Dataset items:
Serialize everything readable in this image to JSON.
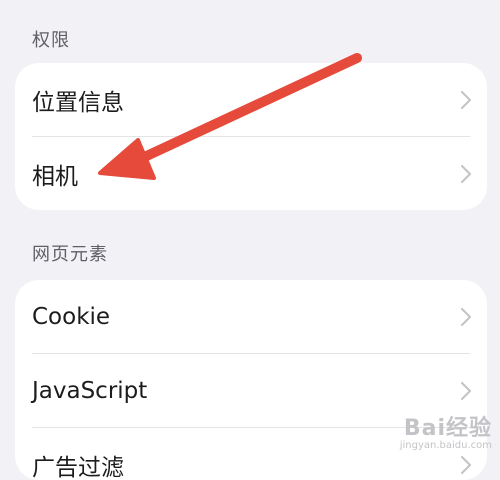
{
  "sections": [
    {
      "header": "权限",
      "items": [
        {
          "label": "位置信息"
        },
        {
          "label": "相机"
        }
      ]
    },
    {
      "header": "网页元素",
      "items": [
        {
          "label": "Cookie"
        },
        {
          "label": "JavaScript"
        },
        {
          "label": "广告过滤"
        }
      ]
    }
  ],
  "chevron_icon": "chevron-right-icon",
  "annotation": {
    "color": "#e64a3b",
    "target": "相机"
  },
  "watermark": {
    "brand": "Bai经验",
    "url": "jingyan.baidu.com"
  }
}
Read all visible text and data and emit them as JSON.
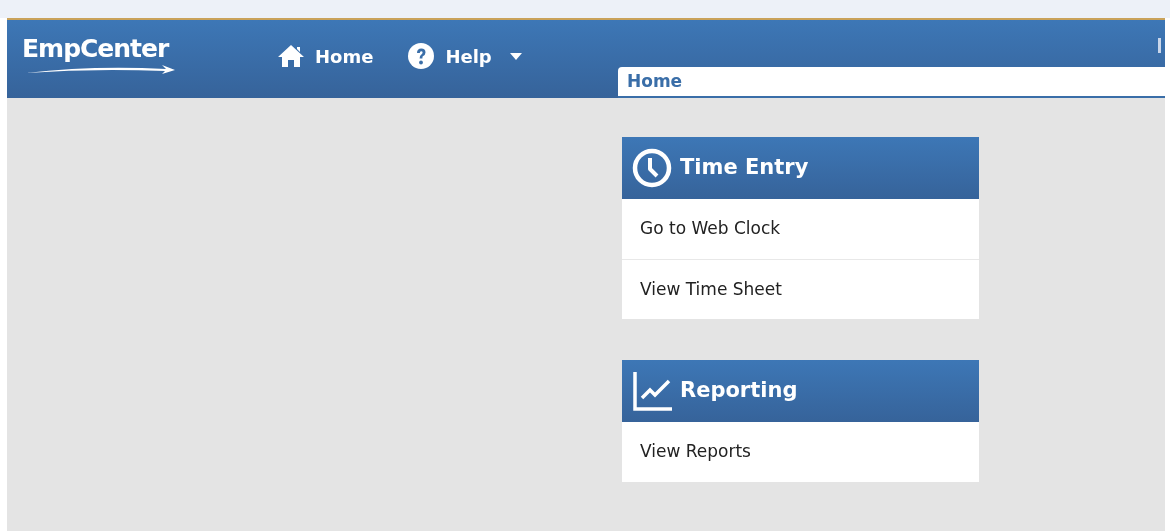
{
  "header": {
    "logo": "EmpCenter",
    "nav": [
      {
        "kind": "home",
        "label": "Home",
        "dropdown": false
      },
      {
        "kind": "help",
        "label": "Help",
        "dropdown": true
      }
    ]
  },
  "tabs": [
    {
      "label": "Home",
      "selected": true
    }
  ],
  "panels": [
    {
      "kind": "clock",
      "title": "Time Entry",
      "items": [
        "Go to Web Clock",
        "View Time Sheet"
      ]
    },
    {
      "kind": "chart",
      "title": "Reporting",
      "items": [
        "View Reports"
      ]
    }
  ]
}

▶ Task statement: The records above must be echoed exactly, minus their pictures.

▶ Full solution:
Serialize everything readable in this image to JSON.
{
  "sections": [
    {
      "header": "权限",
      "items": [
        {
          "label": "位置信息"
        },
        {
          "label": "相机"
        }
      ]
    },
    {
      "header": "网页元素",
      "items": [
        {
          "label": "Cookie"
        },
        {
          "label": "JavaScript"
        },
        {
          "label": "广告过滤"
        }
      ]
    }
  ],
  "chevron_icon": "chevron-right-icon",
  "annotation": {
    "color": "#e64a3b",
    "target": "相机"
  },
  "watermark": {
    "brand": "Bai经验",
    "url": "jingyan.baidu.com"
  }
}
Read all visible text and data and emit them as JSON.
{
  "header": {
    "logo": "EmpCenter",
    "nav": [
      {
        "kind": "home",
        "label": "Home",
        "dropdown": false
      },
      {
        "kind": "help",
        "label": "Help",
        "dropdown": true
      }
    ]
  },
  "tabs": [
    {
      "label": "Home",
      "selected": true
    }
  ],
  "panels": [
    {
      "kind": "clock",
      "title": "Time Entry",
      "items": [
        "Go to Web Clock",
        "View Time Sheet"
      ]
    },
    {
      "kind": "chart",
      "title": "Reporting",
      "items": [
        "View Reports"
      ]
    }
  ]
}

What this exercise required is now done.